Goal of the exercise: Please repeat every one of the records below, line for line and without any change.

Information given:
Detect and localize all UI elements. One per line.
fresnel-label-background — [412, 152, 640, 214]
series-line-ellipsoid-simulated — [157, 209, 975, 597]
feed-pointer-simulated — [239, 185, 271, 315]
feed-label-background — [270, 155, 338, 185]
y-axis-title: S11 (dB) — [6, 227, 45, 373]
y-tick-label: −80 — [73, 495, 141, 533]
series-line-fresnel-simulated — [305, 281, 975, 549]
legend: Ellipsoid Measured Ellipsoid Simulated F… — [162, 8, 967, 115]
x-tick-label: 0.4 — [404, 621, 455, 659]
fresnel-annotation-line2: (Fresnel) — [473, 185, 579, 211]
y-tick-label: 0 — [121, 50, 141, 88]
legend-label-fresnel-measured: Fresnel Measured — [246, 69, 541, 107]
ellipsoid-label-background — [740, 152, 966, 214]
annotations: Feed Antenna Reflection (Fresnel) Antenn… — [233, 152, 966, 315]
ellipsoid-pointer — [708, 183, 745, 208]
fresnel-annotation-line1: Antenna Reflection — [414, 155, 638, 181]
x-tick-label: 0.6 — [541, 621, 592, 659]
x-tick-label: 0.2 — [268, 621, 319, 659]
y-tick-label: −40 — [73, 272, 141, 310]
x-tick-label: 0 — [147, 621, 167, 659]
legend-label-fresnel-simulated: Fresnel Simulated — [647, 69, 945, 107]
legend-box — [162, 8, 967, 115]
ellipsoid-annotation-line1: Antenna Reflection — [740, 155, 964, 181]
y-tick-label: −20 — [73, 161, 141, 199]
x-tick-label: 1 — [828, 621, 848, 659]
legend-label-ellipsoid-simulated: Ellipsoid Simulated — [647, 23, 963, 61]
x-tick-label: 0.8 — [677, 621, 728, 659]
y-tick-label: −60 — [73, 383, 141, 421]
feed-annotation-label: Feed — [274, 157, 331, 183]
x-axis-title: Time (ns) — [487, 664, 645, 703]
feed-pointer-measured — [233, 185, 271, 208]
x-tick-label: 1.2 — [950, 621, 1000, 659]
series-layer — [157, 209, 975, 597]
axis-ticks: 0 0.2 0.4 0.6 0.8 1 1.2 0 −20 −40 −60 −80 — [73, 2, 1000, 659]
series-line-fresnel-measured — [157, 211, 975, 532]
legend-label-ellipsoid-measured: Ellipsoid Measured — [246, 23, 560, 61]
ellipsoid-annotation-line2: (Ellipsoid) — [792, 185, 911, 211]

Result of the task:
Detect and localize all UI elements. One per line.
fresnel-label-background — [412, 152, 640, 214]
series-line-ellipsoid-simulated — [157, 209, 975, 597]
feed-pointer-simulated — [239, 185, 271, 315]
feed-label-background — [270, 155, 338, 185]
y-axis-title: S11 (dB) — [6, 227, 45, 373]
y-tick-label: −80 — [73, 495, 141, 533]
series-line-fresnel-simulated — [305, 281, 975, 549]
legend: Ellipsoid Measured Ellipsoid Simulated F… — [162, 8, 967, 115]
x-tick-label: 0.4 — [404, 621, 455, 659]
fresnel-annotation-line2: (Fresnel) — [473, 185, 579, 211]
y-tick-label: 0 — [121, 50, 141, 88]
legend-label-fresnel-measured: Fresnel Measured — [246, 69, 541, 107]
ellipsoid-label-background — [740, 152, 966, 214]
annotations: Feed Antenna Reflection (Fresnel) Antenn… — [233, 152, 966, 315]
ellipsoid-pointer — [708, 183, 745, 208]
fresnel-annotation-line1: Antenna Reflection — [414, 155, 638, 181]
x-tick-label: 0.6 — [541, 621, 592, 659]
x-tick-label: 0.2 — [268, 621, 319, 659]
y-tick-label: −40 — [73, 272, 141, 310]
x-tick-label: 0 — [147, 621, 167, 659]
legend-label-fresnel-simulated: Fresnel Simulated — [647, 69, 945, 107]
legend-box — [162, 8, 967, 115]
ellipsoid-annotation-line1: Antenna Reflection — [740, 155, 964, 181]
y-tick-label: −20 — [73, 161, 141, 199]
x-tick-label: 1 — [828, 621, 848, 659]
legend-label-ellipsoid-simulated: Ellipsoid Simulated — [647, 23, 963, 61]
x-tick-label: 0.8 — [677, 621, 728, 659]
y-tick-label: −60 — [73, 383, 141, 421]
feed-annotation-label: Feed — [274, 157, 331, 183]
x-axis-title: Time (ns) — [487, 664, 645, 703]
feed-pointer-measured — [233, 185, 271, 208]
x-tick-label: 1.2 — [950, 621, 1000, 659]
series-layer — [157, 209, 975, 597]
axis-ticks: 0 0.2 0.4 0.6 0.8 1 1.2 0 −20 −40 −60 −80 — [73, 2, 1000, 659]
series-line-fresnel-measured — [157, 211, 975, 532]
legend-label-ellipsoid-measured: Ellipsoid Measured — [246, 23, 560, 61]
ellipsoid-annotation-line2: (Ellipsoid) — [792, 185, 911, 211]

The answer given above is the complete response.